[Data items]

⟨

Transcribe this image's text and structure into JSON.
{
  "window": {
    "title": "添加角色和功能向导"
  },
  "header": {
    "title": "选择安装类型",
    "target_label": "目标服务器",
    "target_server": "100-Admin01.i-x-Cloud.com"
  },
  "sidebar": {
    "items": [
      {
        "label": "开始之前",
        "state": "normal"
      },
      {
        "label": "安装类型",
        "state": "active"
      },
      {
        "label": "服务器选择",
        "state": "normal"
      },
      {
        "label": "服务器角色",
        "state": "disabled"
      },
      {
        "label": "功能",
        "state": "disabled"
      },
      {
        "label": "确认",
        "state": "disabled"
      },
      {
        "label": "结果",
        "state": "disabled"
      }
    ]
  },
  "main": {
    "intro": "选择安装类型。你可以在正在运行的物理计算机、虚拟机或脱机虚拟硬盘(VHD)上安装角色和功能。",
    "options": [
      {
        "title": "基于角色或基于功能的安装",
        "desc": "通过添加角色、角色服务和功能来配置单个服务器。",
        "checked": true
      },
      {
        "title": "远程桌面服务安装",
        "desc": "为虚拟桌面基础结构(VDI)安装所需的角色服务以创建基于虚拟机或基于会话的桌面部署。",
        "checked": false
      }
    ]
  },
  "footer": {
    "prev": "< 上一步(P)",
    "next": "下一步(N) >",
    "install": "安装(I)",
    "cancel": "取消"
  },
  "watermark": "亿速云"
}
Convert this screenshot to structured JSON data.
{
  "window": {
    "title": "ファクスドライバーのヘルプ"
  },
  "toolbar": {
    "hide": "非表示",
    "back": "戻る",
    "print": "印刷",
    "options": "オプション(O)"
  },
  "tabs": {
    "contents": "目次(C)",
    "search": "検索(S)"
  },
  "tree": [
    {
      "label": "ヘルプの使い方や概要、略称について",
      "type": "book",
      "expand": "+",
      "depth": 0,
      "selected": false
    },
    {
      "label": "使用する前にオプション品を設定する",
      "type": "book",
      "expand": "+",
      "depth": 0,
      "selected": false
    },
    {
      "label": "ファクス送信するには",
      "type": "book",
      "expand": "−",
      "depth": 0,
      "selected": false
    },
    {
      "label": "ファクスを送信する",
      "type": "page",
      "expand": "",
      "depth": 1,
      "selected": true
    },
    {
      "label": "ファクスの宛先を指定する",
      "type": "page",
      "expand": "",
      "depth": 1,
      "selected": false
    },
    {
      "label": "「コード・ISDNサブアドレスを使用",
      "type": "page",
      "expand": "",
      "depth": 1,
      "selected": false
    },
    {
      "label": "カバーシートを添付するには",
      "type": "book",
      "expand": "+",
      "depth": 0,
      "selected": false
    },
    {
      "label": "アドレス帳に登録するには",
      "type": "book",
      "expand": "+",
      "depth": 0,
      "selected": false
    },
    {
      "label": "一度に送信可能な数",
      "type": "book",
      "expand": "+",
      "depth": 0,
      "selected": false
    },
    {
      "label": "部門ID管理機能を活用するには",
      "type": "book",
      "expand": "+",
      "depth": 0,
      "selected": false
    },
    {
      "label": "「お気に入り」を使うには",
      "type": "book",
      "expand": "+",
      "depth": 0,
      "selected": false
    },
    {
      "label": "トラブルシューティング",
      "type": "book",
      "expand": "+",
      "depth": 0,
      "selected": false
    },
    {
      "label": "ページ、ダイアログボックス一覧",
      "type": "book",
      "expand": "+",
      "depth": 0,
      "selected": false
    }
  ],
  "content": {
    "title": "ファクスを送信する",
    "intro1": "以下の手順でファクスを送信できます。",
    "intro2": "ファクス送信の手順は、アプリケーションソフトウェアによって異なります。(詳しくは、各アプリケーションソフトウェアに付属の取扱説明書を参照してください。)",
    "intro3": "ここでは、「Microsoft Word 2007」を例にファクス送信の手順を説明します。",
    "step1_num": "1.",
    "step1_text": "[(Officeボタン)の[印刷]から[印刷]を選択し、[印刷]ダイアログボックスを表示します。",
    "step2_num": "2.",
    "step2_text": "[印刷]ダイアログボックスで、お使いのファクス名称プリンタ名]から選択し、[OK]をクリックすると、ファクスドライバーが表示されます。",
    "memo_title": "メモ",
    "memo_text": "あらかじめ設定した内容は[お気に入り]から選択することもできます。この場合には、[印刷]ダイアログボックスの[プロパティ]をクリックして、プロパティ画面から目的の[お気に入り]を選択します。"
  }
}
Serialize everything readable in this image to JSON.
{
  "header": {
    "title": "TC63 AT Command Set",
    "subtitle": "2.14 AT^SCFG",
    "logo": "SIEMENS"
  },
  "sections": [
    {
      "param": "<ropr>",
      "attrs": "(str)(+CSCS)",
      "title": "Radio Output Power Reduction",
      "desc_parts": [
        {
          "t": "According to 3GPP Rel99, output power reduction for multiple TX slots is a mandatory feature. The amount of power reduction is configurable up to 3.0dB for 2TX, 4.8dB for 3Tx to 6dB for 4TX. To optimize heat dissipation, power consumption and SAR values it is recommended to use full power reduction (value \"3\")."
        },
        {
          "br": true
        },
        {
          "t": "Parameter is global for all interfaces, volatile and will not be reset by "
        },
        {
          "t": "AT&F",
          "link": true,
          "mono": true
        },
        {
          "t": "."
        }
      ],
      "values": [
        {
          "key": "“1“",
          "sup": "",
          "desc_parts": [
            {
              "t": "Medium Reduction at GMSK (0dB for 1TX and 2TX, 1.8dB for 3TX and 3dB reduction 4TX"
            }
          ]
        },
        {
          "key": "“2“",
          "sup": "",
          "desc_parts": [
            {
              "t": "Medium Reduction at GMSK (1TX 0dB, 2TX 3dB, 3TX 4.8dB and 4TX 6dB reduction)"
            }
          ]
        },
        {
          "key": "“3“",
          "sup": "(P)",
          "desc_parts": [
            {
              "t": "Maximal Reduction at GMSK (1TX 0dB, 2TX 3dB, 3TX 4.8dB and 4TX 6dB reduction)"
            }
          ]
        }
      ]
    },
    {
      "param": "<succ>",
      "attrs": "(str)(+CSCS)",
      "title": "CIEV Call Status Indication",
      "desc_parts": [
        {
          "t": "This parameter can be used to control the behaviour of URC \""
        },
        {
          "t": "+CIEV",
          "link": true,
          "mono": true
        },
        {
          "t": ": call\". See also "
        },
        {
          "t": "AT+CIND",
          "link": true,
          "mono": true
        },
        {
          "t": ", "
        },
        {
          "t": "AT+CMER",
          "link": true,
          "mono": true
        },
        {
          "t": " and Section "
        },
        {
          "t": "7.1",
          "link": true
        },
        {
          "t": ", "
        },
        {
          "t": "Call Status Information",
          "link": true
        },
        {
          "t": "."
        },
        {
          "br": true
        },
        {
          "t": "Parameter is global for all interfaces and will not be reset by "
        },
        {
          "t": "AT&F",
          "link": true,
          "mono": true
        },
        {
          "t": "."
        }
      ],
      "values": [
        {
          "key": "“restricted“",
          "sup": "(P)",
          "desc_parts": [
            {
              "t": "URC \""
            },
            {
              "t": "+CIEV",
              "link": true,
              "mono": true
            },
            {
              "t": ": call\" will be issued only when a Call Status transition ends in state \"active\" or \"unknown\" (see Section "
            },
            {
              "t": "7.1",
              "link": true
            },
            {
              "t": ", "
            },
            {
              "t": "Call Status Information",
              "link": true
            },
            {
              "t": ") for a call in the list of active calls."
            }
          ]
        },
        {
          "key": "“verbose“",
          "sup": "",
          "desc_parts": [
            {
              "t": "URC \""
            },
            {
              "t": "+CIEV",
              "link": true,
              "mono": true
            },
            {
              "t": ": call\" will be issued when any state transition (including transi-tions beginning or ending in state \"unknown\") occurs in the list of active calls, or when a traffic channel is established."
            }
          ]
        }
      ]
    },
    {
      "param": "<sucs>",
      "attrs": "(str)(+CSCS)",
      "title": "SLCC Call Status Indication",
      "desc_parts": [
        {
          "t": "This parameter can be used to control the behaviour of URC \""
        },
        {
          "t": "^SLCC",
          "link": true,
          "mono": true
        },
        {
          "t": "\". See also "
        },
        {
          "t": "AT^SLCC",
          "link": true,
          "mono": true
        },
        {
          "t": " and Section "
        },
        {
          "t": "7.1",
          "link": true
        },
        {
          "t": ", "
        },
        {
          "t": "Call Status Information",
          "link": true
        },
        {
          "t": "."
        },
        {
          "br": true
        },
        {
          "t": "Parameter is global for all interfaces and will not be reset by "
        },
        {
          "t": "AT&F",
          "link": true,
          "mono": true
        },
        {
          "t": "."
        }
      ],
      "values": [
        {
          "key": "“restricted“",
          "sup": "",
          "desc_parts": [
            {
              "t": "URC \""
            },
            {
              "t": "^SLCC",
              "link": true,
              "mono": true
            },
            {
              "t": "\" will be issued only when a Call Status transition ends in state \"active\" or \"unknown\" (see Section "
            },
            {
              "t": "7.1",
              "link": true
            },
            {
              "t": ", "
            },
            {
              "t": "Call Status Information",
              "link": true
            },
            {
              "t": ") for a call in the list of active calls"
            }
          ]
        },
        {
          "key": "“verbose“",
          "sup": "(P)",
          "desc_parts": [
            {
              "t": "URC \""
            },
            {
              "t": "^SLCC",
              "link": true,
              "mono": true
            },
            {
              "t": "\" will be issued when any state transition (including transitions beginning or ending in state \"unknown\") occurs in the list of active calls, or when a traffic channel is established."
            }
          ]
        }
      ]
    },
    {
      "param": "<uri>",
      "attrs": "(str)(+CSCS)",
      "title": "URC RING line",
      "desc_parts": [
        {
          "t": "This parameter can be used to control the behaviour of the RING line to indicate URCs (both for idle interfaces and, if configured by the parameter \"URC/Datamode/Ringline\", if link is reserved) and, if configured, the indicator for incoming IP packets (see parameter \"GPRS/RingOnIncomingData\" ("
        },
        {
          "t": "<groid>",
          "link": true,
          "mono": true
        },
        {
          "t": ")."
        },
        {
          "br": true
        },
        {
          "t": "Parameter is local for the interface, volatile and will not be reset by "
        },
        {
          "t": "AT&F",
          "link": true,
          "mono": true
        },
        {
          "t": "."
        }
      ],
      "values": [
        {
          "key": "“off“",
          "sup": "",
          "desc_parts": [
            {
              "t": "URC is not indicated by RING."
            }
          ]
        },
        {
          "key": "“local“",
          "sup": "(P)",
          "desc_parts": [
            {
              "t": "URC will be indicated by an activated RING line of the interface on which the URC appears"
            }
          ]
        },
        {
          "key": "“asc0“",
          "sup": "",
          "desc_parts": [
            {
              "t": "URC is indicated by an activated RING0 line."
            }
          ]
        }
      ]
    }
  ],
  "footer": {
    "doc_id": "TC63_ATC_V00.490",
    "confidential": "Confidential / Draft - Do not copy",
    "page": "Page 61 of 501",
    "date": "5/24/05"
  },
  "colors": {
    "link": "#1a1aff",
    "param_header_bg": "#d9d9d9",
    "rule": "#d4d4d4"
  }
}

⟩

Which lines hold the word "Status"? Copy each of them from the records.

      "title": "CIEV Call Status Indication",
          "t": "Call Status Information",
              "t": ": call\" will be issued only when a Call Status transition ends in state \"active\" or \"unknown\" (see Section "
              "t": "Call Status Information",
      "title": "SLCC Call Status Indication",
          "t": "Call Status Information",
              "t": "\" will be issued only when a Call Status transition ends in state \"active\" or \"unknown\" (see Section "
              "t": "Call Status Information",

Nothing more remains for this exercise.